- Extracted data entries

----

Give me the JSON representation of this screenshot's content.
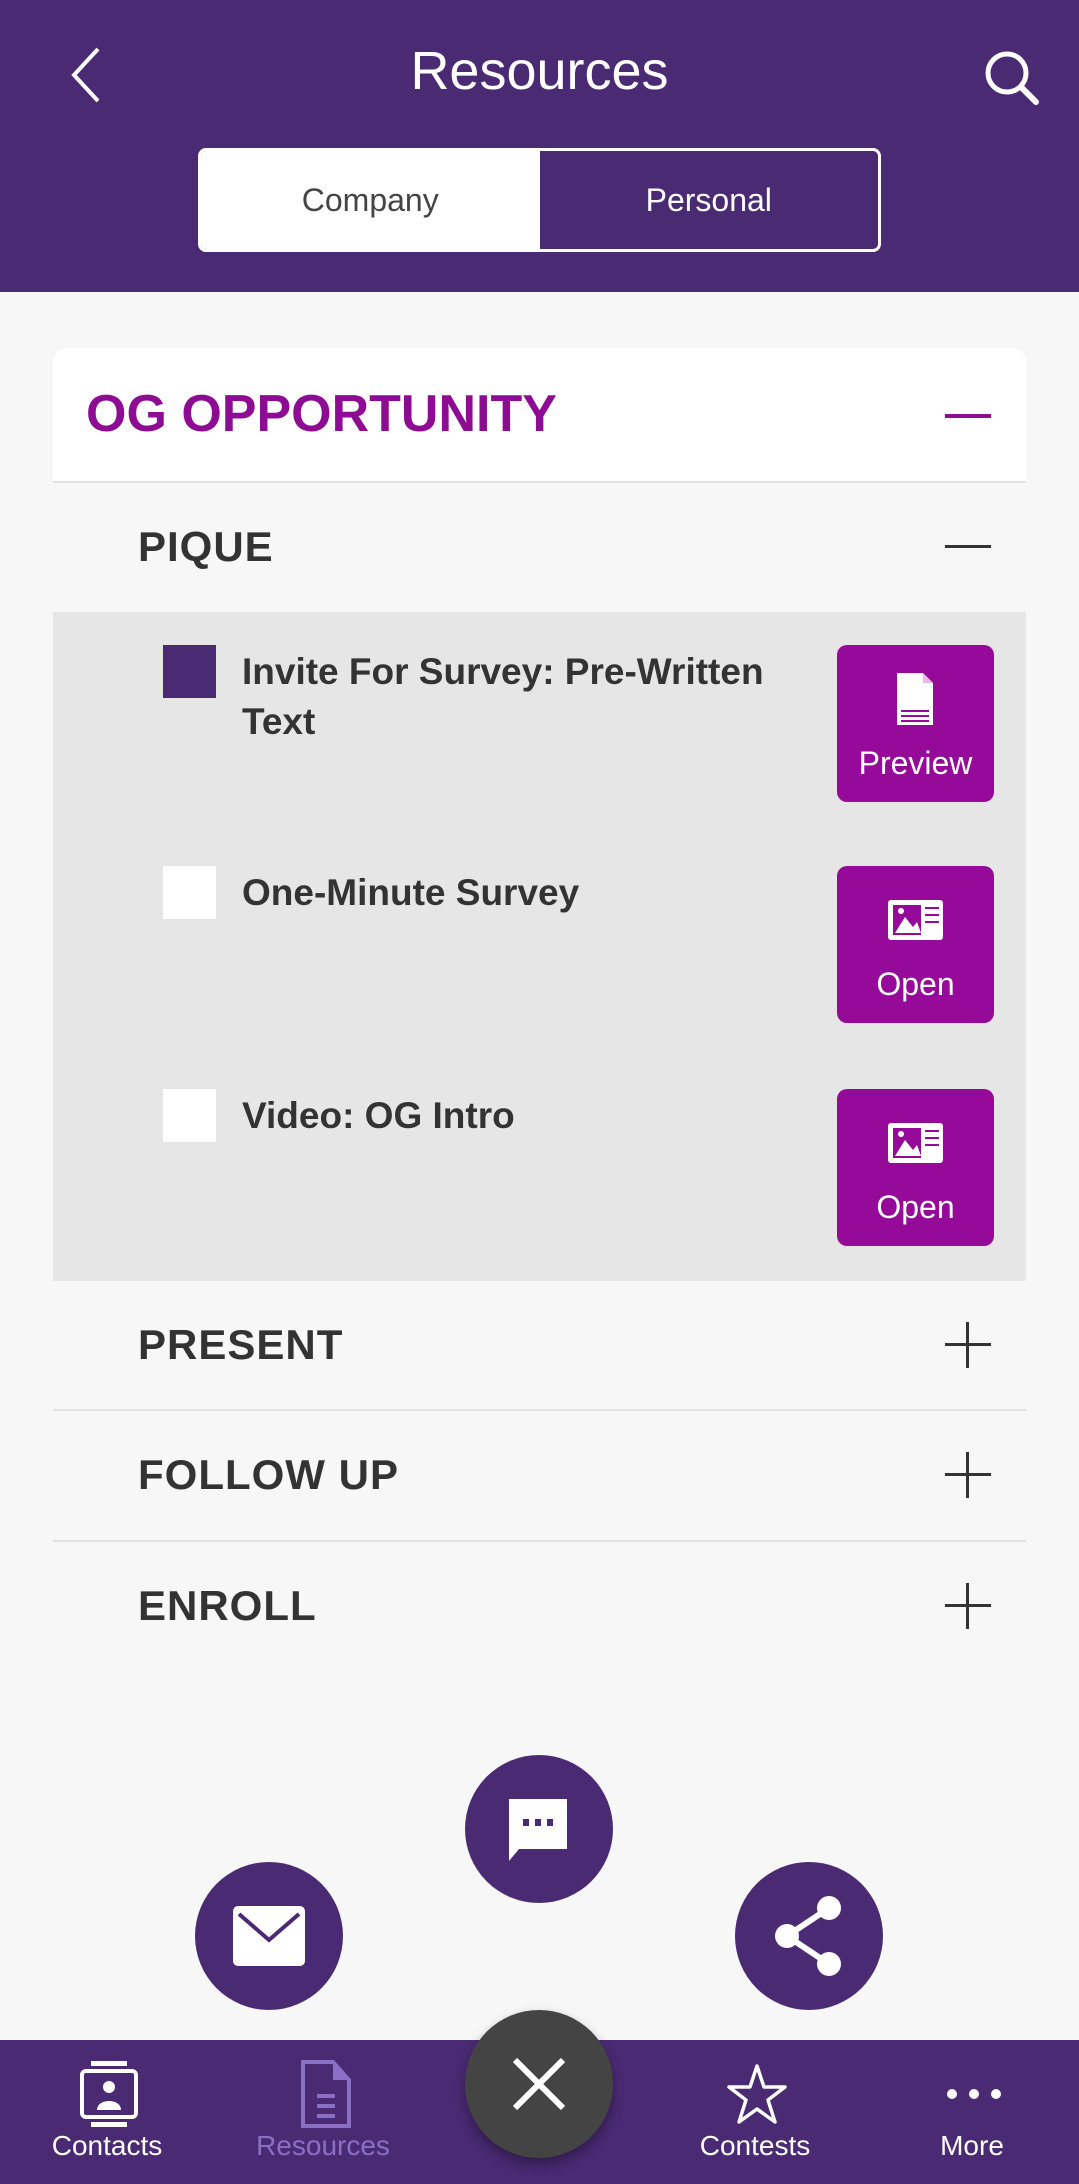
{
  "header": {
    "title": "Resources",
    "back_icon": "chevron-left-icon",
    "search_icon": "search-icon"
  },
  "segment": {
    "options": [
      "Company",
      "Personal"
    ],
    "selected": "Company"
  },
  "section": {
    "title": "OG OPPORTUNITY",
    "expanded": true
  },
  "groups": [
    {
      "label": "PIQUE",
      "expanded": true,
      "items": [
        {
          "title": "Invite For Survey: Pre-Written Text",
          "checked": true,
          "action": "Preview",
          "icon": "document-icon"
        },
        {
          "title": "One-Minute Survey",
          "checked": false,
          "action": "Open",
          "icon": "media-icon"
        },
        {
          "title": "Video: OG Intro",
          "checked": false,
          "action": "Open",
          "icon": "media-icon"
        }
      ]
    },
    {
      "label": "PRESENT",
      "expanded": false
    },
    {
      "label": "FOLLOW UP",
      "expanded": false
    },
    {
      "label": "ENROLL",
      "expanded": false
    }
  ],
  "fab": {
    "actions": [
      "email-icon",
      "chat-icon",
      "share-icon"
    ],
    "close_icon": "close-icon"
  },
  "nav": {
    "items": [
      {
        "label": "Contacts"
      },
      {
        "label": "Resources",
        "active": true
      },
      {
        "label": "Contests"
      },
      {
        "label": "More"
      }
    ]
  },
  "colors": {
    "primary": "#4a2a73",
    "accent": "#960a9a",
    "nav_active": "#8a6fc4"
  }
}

----

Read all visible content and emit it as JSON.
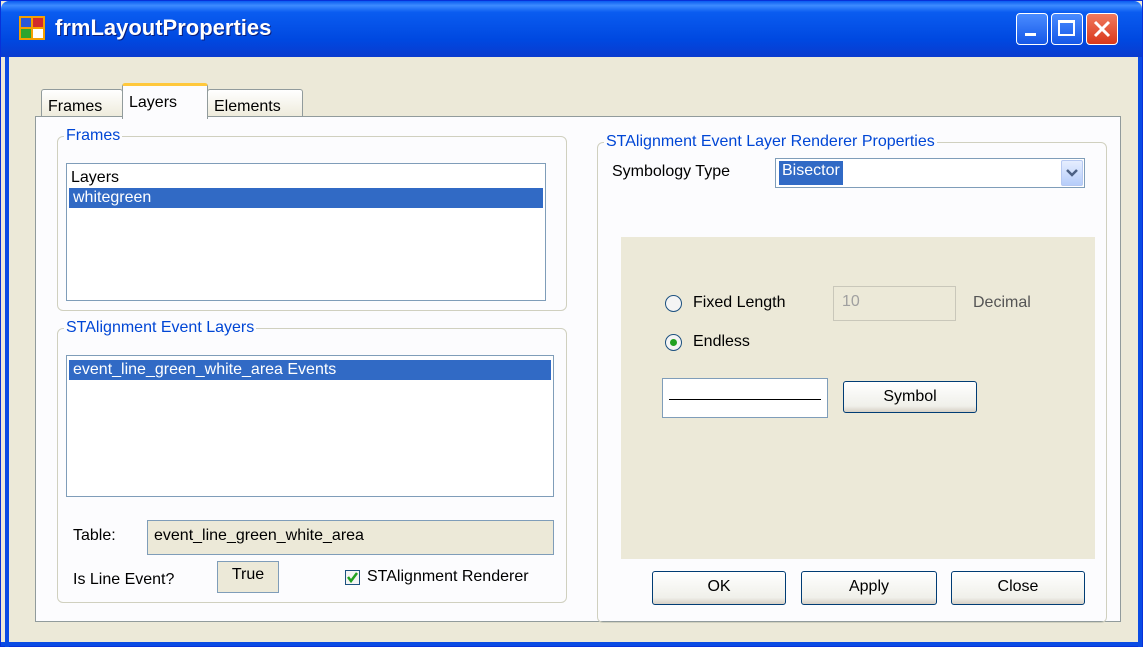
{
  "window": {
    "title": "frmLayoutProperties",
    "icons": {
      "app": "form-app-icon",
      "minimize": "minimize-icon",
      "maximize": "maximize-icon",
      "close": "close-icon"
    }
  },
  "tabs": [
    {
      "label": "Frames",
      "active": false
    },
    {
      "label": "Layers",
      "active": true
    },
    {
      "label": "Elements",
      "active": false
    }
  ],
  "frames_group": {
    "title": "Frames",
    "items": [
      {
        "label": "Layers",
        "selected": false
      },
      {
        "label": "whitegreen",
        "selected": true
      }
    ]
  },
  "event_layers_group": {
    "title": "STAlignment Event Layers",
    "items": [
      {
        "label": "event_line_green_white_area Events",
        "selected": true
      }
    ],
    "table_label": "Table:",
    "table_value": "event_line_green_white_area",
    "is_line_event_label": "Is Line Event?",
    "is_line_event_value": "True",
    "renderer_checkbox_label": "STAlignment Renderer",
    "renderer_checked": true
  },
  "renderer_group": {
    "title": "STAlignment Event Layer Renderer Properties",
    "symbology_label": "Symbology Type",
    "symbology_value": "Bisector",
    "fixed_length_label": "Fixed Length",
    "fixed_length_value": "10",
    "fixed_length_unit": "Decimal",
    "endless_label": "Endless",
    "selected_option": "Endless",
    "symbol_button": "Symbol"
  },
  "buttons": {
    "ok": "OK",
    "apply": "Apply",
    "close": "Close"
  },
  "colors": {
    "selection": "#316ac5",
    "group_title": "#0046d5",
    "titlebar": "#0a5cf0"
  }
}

----

- Task instructions
Copy every line of the listing where the word "Endless" appears.

- Reply to the task
    "endless_label": "Endless",
    "selected_option": "Endless",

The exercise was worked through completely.